▶ **Exercise**
Print each line exactly as it is given.

▶ **Extracted entries**
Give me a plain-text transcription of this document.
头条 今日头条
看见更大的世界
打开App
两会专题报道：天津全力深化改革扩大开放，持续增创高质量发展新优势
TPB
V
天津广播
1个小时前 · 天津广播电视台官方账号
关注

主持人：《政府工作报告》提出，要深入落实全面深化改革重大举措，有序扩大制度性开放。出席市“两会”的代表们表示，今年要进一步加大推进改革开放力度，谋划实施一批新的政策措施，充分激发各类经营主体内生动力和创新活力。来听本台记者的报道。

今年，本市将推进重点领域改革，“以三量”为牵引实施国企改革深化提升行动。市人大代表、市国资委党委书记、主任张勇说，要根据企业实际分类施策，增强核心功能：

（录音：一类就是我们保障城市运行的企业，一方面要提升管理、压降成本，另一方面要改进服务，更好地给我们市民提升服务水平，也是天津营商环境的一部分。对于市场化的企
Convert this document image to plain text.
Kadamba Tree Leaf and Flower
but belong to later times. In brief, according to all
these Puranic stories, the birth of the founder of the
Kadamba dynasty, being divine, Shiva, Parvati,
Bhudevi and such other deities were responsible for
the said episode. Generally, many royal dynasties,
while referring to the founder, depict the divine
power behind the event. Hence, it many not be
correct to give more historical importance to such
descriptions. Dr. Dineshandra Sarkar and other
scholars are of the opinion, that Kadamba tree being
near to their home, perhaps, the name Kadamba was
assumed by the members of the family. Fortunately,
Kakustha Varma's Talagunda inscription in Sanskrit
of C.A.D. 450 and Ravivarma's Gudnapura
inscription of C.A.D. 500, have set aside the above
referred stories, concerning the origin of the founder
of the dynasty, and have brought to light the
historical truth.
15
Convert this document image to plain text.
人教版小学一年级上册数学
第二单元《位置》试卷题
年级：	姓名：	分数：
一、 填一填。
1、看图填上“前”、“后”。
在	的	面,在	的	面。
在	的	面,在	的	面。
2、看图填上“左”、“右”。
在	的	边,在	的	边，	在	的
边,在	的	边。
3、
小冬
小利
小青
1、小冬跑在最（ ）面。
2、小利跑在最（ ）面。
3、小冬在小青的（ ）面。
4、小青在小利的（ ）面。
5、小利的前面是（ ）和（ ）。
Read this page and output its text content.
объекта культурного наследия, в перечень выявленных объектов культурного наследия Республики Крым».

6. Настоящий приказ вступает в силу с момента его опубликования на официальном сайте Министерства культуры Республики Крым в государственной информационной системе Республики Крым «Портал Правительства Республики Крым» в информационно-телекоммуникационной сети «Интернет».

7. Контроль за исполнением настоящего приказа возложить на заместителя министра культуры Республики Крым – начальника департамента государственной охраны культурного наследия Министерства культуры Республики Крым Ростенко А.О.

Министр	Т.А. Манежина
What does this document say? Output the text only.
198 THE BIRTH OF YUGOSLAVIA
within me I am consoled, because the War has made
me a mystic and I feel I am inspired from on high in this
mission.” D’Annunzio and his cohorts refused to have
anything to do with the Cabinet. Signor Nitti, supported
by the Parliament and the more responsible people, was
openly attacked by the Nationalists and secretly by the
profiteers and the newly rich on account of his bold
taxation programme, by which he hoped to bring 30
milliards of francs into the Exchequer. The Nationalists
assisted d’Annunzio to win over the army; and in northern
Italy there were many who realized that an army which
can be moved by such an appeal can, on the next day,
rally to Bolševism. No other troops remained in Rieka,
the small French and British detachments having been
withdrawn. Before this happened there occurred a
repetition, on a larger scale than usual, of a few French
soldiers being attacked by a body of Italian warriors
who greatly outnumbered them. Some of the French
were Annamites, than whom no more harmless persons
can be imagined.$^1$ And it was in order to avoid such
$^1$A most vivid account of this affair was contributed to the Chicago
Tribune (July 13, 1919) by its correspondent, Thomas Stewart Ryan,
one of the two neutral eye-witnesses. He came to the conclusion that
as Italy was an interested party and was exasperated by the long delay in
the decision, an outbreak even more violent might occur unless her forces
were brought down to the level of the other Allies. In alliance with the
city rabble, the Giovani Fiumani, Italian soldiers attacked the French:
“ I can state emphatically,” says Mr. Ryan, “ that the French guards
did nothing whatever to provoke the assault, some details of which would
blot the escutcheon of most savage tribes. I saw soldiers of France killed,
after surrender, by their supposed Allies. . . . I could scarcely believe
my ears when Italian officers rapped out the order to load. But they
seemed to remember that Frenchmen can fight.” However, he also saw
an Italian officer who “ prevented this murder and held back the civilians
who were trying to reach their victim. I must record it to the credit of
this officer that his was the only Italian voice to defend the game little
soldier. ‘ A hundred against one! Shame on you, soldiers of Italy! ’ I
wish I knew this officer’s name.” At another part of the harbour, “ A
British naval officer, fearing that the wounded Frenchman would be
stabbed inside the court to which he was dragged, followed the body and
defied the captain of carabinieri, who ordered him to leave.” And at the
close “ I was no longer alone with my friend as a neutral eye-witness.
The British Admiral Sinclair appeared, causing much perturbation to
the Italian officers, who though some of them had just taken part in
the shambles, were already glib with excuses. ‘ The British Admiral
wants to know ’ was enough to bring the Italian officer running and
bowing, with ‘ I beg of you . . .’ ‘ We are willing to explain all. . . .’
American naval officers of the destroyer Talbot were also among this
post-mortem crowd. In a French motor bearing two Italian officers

▶ **Solution for this task**
Give me a plain-text transcription of this document.
头条 今日头条
看见更大的世界
打开App
两会专题报道：天津全力深化改革扩大开放，持续增创高质量发展新优势
TPB
V
天津广播
1个小时前 · 天津广播电视台官方账号
关注

主持人：《政府工作报告》提出，要深入落实全面深化改革重大举措，有序扩大制度性开放。出席市“两会”的代表们表示，今年要进一步加大推进改革开放力度，谋划实施一批新的政策措施，充分激发各类经营主体内生动力和创新活力。来听本台记者的报道。

今年，本市将推进重点领域改革，“以三量”为牵引实施国企改革深化提升行动。市人大代表、市国资委党委书记、主任张勇说，要根据企业实际分类施策，增强核心功能：

（录音：一类就是我们保障城市运行的企业，一方面要提升管理、压降成本，另一方面要改进服务，更好地给我们市民提升服务水平，也是天津营商环境的一部分。对于市场化的企
Convert this document image to plain text.
Kadamba Tree Leaf and Flower
but belong to later times. In brief, according to all
these Puranic stories, the birth of the founder of the
Kadamba dynasty, being divine, Shiva, Parvati,
Bhudevi and such other deities were responsible for
the said episode. Generally, many royal dynasties,
while referring to the founder, depict the divine
power behind the event. Hence, it many not be
correct to give more historical importance to such
descriptions. Dr. Dineshandra Sarkar and other
scholars are of the opinion, that Kadamba tree being
near to their home, perhaps, the name Kadamba was
assumed by the members of the family. Fortunately,
Kakustha Varma's Talagunda inscription in Sanskrit
of C.A.D. 450 and Ravivarma's Gudnapura
inscription of C.A.D. 500, have set aside the above
referred stories, concerning the origin of the founder
of the dynasty, and have brought to light the
historical truth.
15
Convert this document image to plain text.
人教版小学一年级上册数学
第二单元《位置》试卷题
年级：	姓名：	分数：
一、 填一填。
1、看图填上“前”、“后”。
在	的	面,在	的	面。
在	的	面,在	的	面。
2、看图填上“左”、“右”。
在	的	边,在	的	边，	在	的
边,在	的	边。
3、
小冬
小利
小青
1、小冬跑在最（ ）面。
2、小利跑在最（ ）面。
3、小冬在小青的（ ）面。
4、小青在小利的（ ）面。
5、小利的前面是（ ）和（ ）。
Read this page and output its text content.
объекта культурного наследия, в перечень выявленных объектов культурного наследия Республики Крым».

6. Настоящий приказ вступает в силу с момента его опубликования на официальном сайте Министерства культуры Республики Крым в государственной информационной системе Республики Крым «Портал Правительства Республики Крым» в информационно-телекоммуникационной сети «Интернет».

7. Контроль за исполнением настоящего приказа возложить на заместителя министра культуры Республики Крым – начальника департамента государственной охраны культурного наследия Министерства культуры Республики Крым Ростенко А.О.

Министр	Т.А. Манежина
What does this document say? Output the text only.
198 THE BIRTH OF YUGOSLAVIA
within me I am consoled, because the War has made
me a mystic and I feel I am inspired from on high in this
mission.” D’Annunzio and his cohorts refused to have
anything to do with the Cabinet. Signor Nitti, supported
by the Parliament and the more responsible people, was
openly attacked by the Nationalists and secretly by the
profiteers and the newly rich on account of his bold
taxation programme, by which he hoped to bring 30
milliards of francs into the Exchequer. The Nationalists
assisted d’Annunzio to win over the army; and in northern
Italy there were many who realized that an army which
can be moved by such an appeal can, on the next day,
rally to Bolševism. No other troops remained in Rieka,
the small French and British detachments having been
withdrawn. Before this happened there occurred a
repetition, on a larger scale than usual, of a few French
soldiers being attacked by a body of Italian warriors
who greatly outnumbered them. Some of the French
were Annamites, than whom no more harmless persons
can be imagined.$^1$ And it was in order to avoid such
$^1$A most vivid account of this affair was contributed to the Chicago
Tribune (July 13, 1919) by its correspondent, Thomas Stewart Ryan,
one of the two neutral eye-witnesses. He came to the conclusion that
as Italy was an interested party and was exasperated by the long delay in
the decision, an outbreak even more violent might occur unless her forces
were brought down to the level of the other Allies. In alliance with the
city rabble, the Giovani Fiumani, Italian soldiers attacked the French:
“ I can state emphatically,” says Mr. Ryan, “ that the French guards
did nothing whatever to provoke the assault, some details of which would
blot the escutcheon of most savage tribes. I saw soldiers of France killed,
after surrender, by their supposed Allies. . . . I could scarcely believe
my ears when Italian officers rapped out the order to load. But they
seemed to remember that Frenchmen can fight.” However, he also saw
an Italian officer who “ prevented this murder and held back the civilians
who were trying to reach their victim. I must record it to the credit of
this officer that his was the only Italian voice to defend the game little
soldier. ‘ A hundred against one! Shame on you, soldiers of Italy! ’ I
wish I knew this officer’s name.” At another part of the harbour, “ A
British naval officer, fearing that the wounded Frenchman would be
stabbed inside the court to which he was dragged, followed the body and
defied the captain of carabinieri, who ordered him to leave.” And at the
close “ I was no longer alone with my friend as a neutral eye-witness.
The British Admiral Sinclair appeared, causing much perturbation to
the Italian officers, who though some of them had just taken part in
the shambles, were already glib with excuses. ‘ The British Admiral
wants to know ’ was enough to bring the Italian officer running and
bowing, with ‘ I beg of you . . .’ ‘ We are willing to explain all. . . .’
American naval officers of the destroyer Talbot were also among this
post-mortem crowd. In a French motor bearing two Italian officers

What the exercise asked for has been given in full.